### Given exercise
Look through the data below. Pick out the lines holding the string "两端的电压是".

--- Start Data ---

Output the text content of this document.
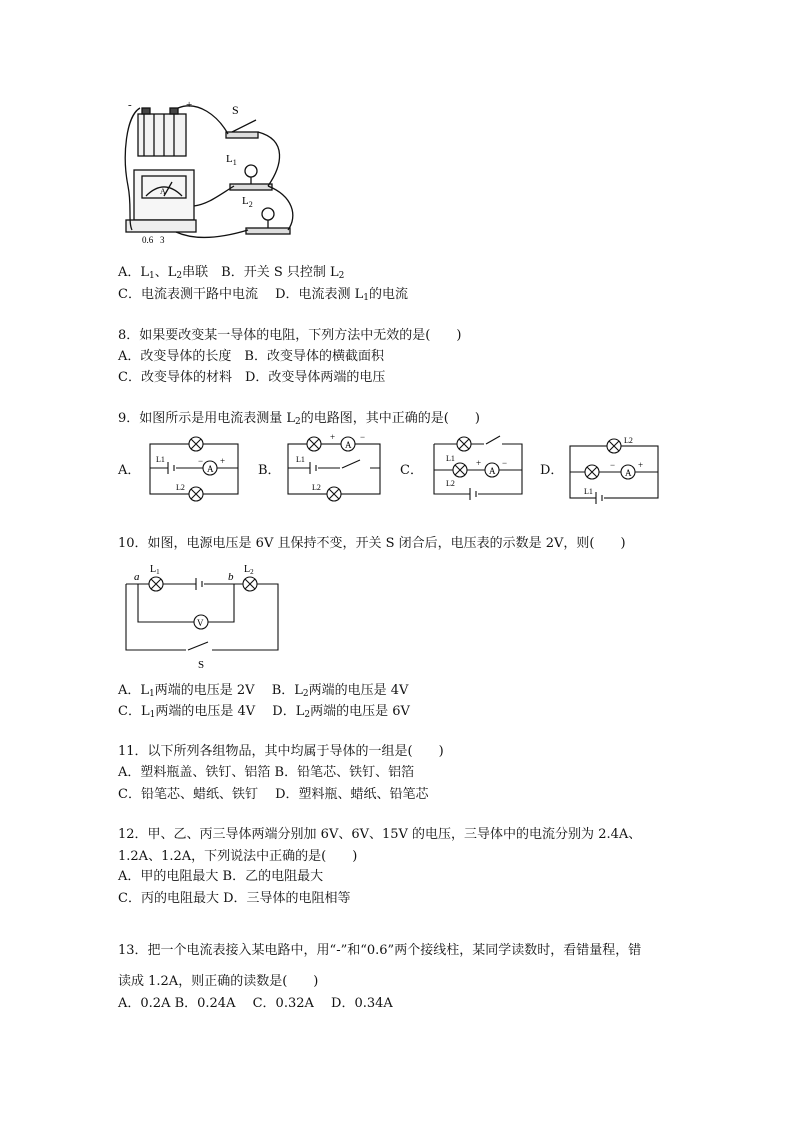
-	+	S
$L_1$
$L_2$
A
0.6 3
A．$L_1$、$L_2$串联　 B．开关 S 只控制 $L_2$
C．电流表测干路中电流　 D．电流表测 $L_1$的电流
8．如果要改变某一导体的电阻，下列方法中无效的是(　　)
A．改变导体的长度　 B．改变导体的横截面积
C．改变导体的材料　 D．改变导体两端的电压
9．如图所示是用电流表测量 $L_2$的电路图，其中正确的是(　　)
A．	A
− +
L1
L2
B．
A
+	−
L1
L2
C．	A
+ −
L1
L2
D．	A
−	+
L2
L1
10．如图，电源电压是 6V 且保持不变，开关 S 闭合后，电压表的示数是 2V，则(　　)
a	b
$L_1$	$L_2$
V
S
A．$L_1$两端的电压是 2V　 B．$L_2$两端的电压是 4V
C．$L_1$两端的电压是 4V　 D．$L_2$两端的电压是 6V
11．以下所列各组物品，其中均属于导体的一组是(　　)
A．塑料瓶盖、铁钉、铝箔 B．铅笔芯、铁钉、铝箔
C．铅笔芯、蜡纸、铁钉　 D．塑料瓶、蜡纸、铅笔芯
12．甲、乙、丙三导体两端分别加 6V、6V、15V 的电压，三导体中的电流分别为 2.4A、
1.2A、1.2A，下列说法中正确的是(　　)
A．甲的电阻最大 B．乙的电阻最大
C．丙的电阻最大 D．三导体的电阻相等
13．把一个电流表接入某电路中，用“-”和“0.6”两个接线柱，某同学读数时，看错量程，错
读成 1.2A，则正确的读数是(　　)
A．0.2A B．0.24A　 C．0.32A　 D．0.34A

--- End Data ---

### The reply
A．$L_1$两端的电压是 2V　 B．$L_2$两端的电压是 4V
C．$L_1$两端的电压是 4V　 D．$L_2$两端的电压是 6V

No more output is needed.